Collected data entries
★ ★ ★ ★
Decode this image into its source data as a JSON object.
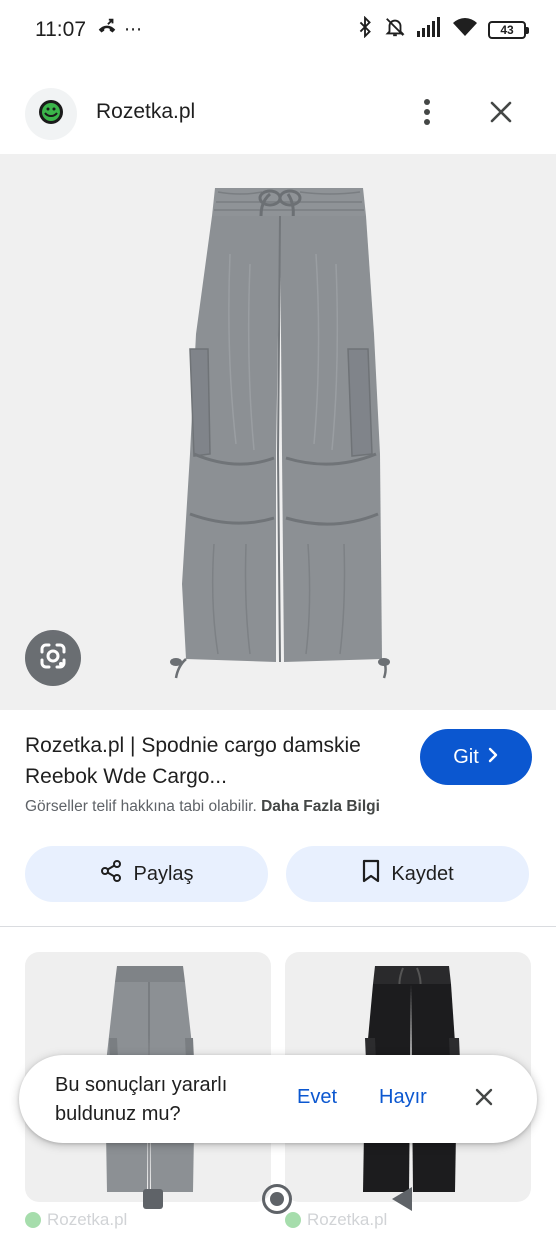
{
  "status_bar": {
    "time": "11:07",
    "battery_level": "43",
    "icons": [
      "call-forward-icon",
      "more-dots-icon",
      "bluetooth-icon",
      "notifications-off-icon",
      "signal-icon",
      "wifi-icon",
      "battery-icon"
    ]
  },
  "header": {
    "site_name": "Rozetka.pl",
    "site_icon": "rozetka-logo-icon",
    "more_icon": "more-vert-icon",
    "close_icon": "close-icon"
  },
  "result": {
    "title": "Rozetka.pl | Spodnie cargo damskie Reebok Wde Cargo...",
    "go_label": "Git",
    "copyright_text": "Görseller telif hakkına tabi olabilir.",
    "more_info_label": "Daha Fazla Bilgi",
    "share_label": "Paylaş",
    "save_label": "Kaydet"
  },
  "related": [
    {
      "source": "Rozetka.pl",
      "color": "#8c9094"
    },
    {
      "source": "Rozetka.pl",
      "color": "#1c1c1e"
    }
  ],
  "feedback": {
    "question": "Bu sonuçları yararlı buldunuz mu?",
    "yes_label": "Evet",
    "no_label": "Hayır"
  },
  "colors": {
    "accent": "#0b57d0",
    "chip_bg": "#e8f0fe",
    "pants_gray": "#8c9094",
    "pants_black": "#1c1c1e"
  }
}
★ ★ ★ ★
— What to work on —
Nothing in the entries above should change when they are printed again, except that the pictures are dropped.

— Solution below —
Decode this image into its source data as a JSON object.
{
  "status_bar": {
    "time": "11:07",
    "battery_level": "43",
    "icons": [
      "call-forward-icon",
      "more-dots-icon",
      "bluetooth-icon",
      "notifications-off-icon",
      "signal-icon",
      "wifi-icon",
      "battery-icon"
    ]
  },
  "header": {
    "site_name": "Rozetka.pl",
    "site_icon": "rozetka-logo-icon",
    "more_icon": "more-vert-icon",
    "close_icon": "close-icon"
  },
  "result": {
    "title": "Rozetka.pl | Spodnie cargo damskie Reebok Wde Cargo...",
    "go_label": "Git",
    "copyright_text": "Görseller telif hakkına tabi olabilir.",
    "more_info_label": "Daha Fazla Bilgi",
    "share_label": "Paylaş",
    "save_label": "Kaydet"
  },
  "related": [
    {
      "source": "Rozetka.pl",
      "color": "#8c9094"
    },
    {
      "source": "Rozetka.pl",
      "color": "#1c1c1e"
    }
  ],
  "feedback": {
    "question": "Bu sonuçları yararlı buldunuz mu?",
    "yes_label": "Evet",
    "no_label": "Hayır"
  },
  "colors": {
    "accent": "#0b57d0",
    "chip_bg": "#e8f0fe",
    "pants_gray": "#8c9094",
    "pants_black": "#1c1c1e"
  }
}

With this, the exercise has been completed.